Objective: Tell how many lines include the string "image". Answer with a single number.

--- BEGIN ---

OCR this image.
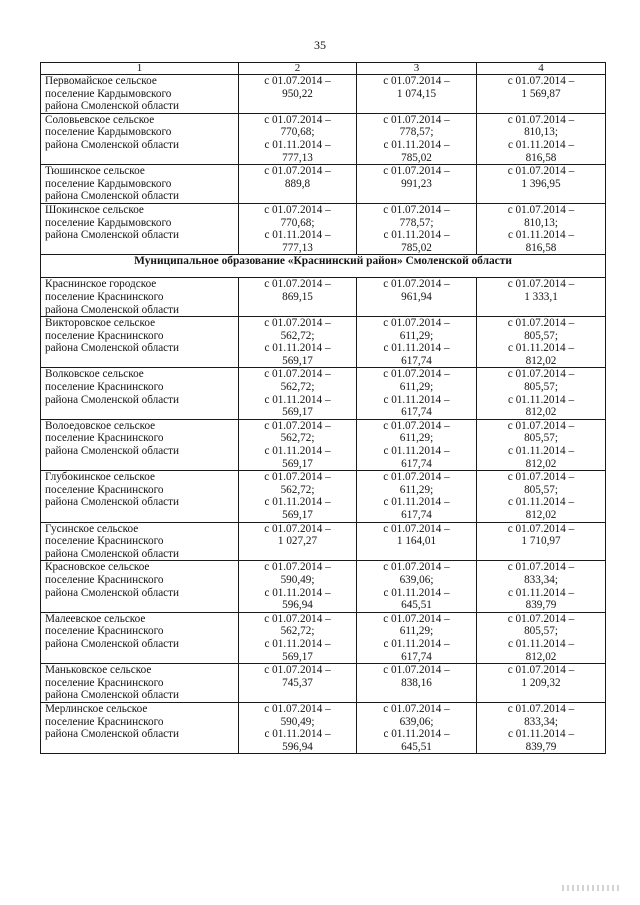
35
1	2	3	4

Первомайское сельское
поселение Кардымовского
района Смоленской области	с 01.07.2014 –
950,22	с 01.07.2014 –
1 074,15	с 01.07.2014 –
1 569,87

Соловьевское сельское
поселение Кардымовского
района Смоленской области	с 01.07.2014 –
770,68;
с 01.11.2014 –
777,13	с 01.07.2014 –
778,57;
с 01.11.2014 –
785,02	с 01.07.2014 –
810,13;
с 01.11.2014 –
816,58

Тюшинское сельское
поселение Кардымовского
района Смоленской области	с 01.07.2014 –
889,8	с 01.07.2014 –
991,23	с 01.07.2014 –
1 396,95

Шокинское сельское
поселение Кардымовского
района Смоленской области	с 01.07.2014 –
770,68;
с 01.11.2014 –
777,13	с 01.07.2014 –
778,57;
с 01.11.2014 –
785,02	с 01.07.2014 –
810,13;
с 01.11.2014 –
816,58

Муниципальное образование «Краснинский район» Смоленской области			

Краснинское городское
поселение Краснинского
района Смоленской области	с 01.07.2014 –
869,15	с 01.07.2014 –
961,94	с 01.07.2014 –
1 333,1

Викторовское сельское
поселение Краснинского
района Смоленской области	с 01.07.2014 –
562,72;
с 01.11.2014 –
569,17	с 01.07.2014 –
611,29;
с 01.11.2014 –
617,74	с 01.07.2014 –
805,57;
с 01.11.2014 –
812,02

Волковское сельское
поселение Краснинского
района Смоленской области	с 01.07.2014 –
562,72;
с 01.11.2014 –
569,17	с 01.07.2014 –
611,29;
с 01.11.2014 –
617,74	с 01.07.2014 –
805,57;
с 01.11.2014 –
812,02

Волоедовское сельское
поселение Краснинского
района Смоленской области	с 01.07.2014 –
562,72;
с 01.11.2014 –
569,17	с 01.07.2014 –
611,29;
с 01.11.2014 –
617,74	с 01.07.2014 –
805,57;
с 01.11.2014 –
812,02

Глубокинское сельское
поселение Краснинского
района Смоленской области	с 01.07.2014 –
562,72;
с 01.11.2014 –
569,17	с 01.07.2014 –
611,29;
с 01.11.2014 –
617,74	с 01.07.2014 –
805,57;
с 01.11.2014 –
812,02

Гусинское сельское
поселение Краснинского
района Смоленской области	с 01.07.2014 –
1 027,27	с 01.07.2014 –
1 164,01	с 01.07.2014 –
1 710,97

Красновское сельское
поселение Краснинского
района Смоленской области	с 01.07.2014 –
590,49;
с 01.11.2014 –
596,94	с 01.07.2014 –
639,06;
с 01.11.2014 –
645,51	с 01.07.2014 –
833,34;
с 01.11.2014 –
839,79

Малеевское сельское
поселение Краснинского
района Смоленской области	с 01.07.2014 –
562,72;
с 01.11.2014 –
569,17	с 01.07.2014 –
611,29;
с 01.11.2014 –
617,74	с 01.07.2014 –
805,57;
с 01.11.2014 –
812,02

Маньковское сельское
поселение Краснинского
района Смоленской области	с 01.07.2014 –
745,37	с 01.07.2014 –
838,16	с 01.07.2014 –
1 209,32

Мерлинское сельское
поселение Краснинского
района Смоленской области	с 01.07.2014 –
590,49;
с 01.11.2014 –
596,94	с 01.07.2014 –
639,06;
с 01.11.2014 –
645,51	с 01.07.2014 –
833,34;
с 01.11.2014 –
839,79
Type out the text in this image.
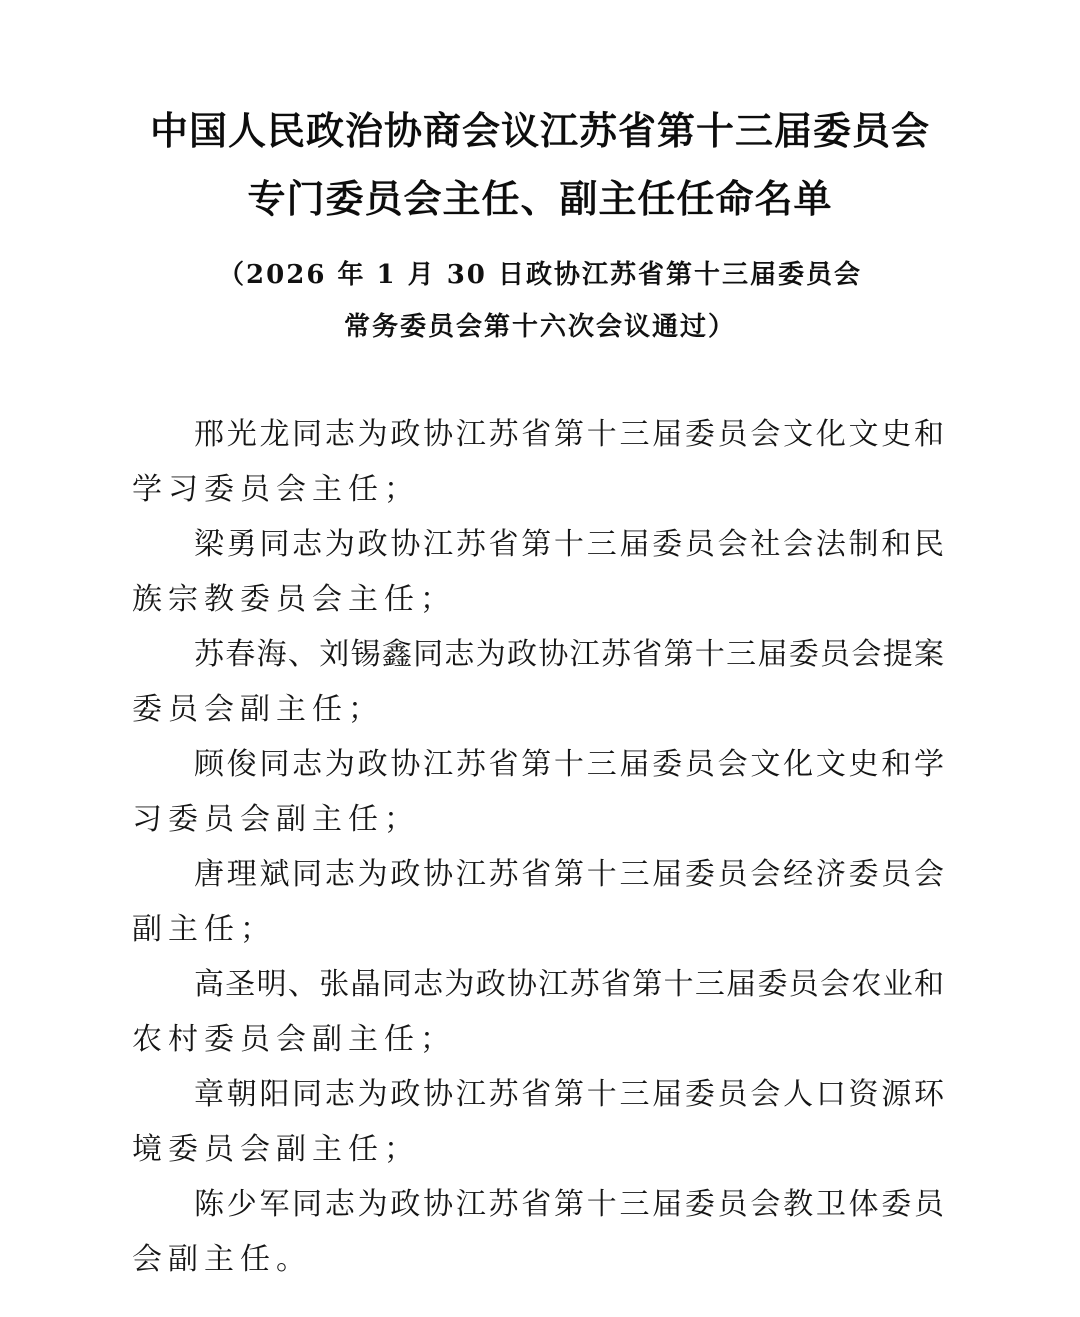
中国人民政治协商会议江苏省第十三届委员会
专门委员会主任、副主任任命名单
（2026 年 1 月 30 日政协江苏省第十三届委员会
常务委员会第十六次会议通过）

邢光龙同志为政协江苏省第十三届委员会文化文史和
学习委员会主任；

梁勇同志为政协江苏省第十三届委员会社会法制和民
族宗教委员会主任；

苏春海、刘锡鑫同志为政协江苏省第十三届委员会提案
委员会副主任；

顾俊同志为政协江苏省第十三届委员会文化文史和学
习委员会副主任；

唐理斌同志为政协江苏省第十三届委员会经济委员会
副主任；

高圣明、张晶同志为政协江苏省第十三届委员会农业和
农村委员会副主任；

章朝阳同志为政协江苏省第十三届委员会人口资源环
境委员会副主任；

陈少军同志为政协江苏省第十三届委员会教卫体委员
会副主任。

--- END ---

Result for this task: 2